# Your tasks
#1 Copy out the interview excerpt word for word, starting at "I'm so proud" and ending at "our food system.".
#2 Decide whether each statement agrees with the interview excerpt, answering yes or no and quoting the deciding words: (a) Callie grew up in Washington, D.C. (b) Pharma spends three times more on lobbying than the oil industry. (c) Callie studied economics at Stanford.

# Excerpt to read
I got my fiance on it.
If you want to skip Function's wait list,
go to www.functionhealth.com slash
realfoodology. That is functionhealth.com slash realfoodology.
Callie, I was saying before we started recording that just how excited I've been about recording
this episode because what you are talking about and revealing to the general public is something that I
am so passionate and so fired up about.
So first of all, I just want to honor you and say thank you so much for all the amazing
work that you're doing right now because it is so needed.
So thank you.
Thank you so much.
I'm so proud to be in the fight with you and others just trying to bring light on I think
the biggest issue in the world right now, which is our food system.
Yes.
Okay.
So for people that are unaware of you and the work that you're doing, this is such an
important part of your story.
Can you tell people how you got started and how were you in these rooms getting the inside
scoop into what's actually happening with our food industry?
Yeah.
So I grew up in Washington, D.C.
So a lot of people say they're from DC or
from Maryland or Virginia, I was born and raised in the swamp. And from an early
age, thought I was going to be in politics, went out to school at Stanford
and California, but studied economics, started political science, went right
back to DC and, and went on some campaigns, I would call myself pretty
ideological wanted to really push forward American competitiveness. And it was distressing to see everyone really in politics
from the left and the right, they get in there for the right reasons. And then inevitably,
you're getting consulting after the campaigns are over. And the biggest spenders in Washington,
as I quickly learned, are pharma number one, and pharma spends five times more on lobbying
than the oil industry
three times more than any other industry in America and then food.
These are two of the most highest employed industries in the country, two of the largest
industries in the country and the two big players in DC.
So I found myself across the table from special interests primarily pharma and food.
Got out of that and got more into entrepreneurship.
In the past several years, it's really all clicked.
The dots have connected.
Having a new son, seeing my mom pass away from a pancreatic cancer, which is highly
tied to metabolic dysfunction, to pre-diabetes.
The doctors said it was random.
Oh, such bad luck.
People that have Alzheimer's, bad luck.
It's like, no, such bad luck, and people that have Alzheimer's, bad luck.
It's like, no, you trace this story.
You trace what really is causing the increase
in all these diseases.
It's highly tied to really prediabetes, diabetes,
metabolic dysfunction.
And having a new son going into this world that's
looking at what's happening with kids, 25% of teens
having prediabetes, which is just unthinkable,
really traced and started asking
about these incentives.
And coming up with this thesis that pharma and the food
are really connected, because we're clearly demonstrably
getting sick from food.

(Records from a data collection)
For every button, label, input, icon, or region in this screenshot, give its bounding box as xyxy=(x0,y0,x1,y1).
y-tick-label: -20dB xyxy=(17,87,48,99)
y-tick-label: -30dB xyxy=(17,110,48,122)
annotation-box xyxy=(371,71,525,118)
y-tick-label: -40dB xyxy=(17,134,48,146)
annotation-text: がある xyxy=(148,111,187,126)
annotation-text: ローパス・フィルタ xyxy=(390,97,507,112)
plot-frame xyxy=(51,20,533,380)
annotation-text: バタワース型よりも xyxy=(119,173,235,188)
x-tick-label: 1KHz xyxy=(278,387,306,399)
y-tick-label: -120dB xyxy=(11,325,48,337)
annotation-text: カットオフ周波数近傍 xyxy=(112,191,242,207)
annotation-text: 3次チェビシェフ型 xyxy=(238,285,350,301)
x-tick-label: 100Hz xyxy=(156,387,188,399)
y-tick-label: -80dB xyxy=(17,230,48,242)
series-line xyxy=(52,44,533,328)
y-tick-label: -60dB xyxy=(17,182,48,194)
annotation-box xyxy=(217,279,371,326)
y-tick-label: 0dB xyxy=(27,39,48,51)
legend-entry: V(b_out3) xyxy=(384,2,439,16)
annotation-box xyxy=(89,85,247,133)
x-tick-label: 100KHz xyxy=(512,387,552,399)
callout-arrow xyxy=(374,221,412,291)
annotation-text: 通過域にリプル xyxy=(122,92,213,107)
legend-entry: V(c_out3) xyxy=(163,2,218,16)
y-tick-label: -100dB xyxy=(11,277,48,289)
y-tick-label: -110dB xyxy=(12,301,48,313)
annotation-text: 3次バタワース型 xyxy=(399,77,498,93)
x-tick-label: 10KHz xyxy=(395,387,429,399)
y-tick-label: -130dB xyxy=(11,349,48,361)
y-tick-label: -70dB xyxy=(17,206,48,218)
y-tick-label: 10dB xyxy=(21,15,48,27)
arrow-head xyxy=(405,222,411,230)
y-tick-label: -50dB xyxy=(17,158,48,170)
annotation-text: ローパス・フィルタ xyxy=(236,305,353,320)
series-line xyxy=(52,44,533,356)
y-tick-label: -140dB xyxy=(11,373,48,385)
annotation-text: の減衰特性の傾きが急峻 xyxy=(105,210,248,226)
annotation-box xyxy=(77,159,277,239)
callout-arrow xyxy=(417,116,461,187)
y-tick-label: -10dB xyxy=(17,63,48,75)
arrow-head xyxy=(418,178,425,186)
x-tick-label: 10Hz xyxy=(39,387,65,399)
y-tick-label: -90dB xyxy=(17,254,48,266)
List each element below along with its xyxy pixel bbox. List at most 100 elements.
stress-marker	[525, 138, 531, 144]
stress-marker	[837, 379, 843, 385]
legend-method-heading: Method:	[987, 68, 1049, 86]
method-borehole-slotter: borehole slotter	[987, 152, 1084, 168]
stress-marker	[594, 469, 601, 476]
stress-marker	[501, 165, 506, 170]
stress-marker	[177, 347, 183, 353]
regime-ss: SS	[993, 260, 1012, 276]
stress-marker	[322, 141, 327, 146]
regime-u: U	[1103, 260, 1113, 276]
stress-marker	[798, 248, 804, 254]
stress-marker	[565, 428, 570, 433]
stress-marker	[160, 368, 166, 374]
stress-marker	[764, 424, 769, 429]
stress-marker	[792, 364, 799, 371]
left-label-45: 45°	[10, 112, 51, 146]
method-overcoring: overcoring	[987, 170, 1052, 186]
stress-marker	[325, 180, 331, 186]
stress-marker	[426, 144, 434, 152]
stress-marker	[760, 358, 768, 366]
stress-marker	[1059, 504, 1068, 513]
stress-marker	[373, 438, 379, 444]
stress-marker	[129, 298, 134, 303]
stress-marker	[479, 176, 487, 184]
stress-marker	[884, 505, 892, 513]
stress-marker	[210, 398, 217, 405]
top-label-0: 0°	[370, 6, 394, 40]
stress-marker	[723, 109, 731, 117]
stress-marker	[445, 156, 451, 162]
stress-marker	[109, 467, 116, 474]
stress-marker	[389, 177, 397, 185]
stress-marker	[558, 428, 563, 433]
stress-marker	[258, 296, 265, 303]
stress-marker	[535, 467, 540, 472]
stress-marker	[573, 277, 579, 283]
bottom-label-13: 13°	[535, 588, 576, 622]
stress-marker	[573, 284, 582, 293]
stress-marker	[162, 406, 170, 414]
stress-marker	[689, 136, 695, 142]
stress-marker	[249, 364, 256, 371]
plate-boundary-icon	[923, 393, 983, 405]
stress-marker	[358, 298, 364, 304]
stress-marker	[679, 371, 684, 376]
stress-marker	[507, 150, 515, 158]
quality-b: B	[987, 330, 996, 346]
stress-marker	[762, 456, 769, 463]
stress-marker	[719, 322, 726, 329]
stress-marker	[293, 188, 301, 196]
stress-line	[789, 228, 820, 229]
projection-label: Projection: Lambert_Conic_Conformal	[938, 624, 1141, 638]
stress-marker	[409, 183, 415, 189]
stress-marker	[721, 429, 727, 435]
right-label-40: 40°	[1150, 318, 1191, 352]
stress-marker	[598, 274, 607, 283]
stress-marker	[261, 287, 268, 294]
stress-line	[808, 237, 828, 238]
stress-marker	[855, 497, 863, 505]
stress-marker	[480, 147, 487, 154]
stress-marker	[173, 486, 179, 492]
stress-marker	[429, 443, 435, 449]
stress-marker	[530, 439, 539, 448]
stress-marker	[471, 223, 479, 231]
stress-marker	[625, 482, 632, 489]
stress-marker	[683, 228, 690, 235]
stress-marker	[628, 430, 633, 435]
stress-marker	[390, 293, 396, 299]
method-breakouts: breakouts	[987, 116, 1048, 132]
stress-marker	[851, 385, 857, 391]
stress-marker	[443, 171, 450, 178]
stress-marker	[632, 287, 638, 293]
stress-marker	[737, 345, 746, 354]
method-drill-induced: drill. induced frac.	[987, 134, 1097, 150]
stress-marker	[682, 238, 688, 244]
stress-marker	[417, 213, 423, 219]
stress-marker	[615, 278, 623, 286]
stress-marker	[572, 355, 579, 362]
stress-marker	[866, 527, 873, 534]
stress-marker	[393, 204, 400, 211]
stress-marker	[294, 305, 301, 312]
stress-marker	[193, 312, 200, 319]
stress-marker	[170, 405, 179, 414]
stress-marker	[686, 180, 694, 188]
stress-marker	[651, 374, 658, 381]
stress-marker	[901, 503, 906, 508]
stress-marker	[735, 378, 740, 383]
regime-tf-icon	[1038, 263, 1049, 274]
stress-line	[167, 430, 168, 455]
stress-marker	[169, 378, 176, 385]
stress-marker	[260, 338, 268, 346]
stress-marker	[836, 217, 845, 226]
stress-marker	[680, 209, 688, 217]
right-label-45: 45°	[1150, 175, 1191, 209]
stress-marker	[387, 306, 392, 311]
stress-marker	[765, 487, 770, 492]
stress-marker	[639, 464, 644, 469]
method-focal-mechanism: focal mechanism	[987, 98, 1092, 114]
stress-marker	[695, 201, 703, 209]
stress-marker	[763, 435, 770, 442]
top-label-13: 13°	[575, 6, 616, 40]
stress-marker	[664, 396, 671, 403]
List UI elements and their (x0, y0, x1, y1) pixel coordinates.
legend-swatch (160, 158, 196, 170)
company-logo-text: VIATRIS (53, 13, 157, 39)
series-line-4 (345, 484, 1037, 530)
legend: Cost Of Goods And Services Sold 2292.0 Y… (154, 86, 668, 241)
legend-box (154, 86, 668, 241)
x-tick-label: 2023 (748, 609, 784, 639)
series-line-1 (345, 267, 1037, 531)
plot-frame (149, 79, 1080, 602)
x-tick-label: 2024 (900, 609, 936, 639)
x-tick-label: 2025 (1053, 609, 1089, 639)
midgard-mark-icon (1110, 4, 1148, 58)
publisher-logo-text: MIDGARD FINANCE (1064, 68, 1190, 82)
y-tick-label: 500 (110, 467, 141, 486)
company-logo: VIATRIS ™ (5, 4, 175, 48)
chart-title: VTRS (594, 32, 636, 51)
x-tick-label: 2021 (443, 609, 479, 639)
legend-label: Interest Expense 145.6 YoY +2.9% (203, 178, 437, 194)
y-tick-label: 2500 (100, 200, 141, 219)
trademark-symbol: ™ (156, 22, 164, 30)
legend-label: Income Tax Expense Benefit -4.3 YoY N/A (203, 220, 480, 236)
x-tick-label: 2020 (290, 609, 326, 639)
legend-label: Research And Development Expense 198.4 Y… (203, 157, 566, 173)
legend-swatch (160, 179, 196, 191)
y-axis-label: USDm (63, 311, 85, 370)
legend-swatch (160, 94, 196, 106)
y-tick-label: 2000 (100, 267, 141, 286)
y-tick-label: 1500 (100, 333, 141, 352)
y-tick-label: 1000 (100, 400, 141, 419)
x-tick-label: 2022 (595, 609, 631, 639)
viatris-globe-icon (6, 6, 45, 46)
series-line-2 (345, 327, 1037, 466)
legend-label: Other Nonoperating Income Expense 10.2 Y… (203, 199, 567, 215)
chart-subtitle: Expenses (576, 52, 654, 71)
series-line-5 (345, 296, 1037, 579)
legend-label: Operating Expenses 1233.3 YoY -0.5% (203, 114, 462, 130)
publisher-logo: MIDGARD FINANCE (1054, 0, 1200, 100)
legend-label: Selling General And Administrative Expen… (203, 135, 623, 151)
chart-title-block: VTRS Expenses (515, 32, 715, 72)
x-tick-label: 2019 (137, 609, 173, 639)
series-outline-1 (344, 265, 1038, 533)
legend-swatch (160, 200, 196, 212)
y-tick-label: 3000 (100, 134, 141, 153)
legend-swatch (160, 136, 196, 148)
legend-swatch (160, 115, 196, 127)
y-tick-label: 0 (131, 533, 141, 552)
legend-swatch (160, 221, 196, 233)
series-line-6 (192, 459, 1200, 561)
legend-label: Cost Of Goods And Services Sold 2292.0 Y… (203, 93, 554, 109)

# Answers in order
#1
I'm so proud to be in the fight with you and others just trying to bring light on I think
the biggest issue in the world right now, which is our food system.

#2
(a) Yes: "So I grew up in Washington, D.C."
(b) No: "pharma spends five times more on lobbying"
(c) Yes: "went out to school at Stanford and California, but studied economics"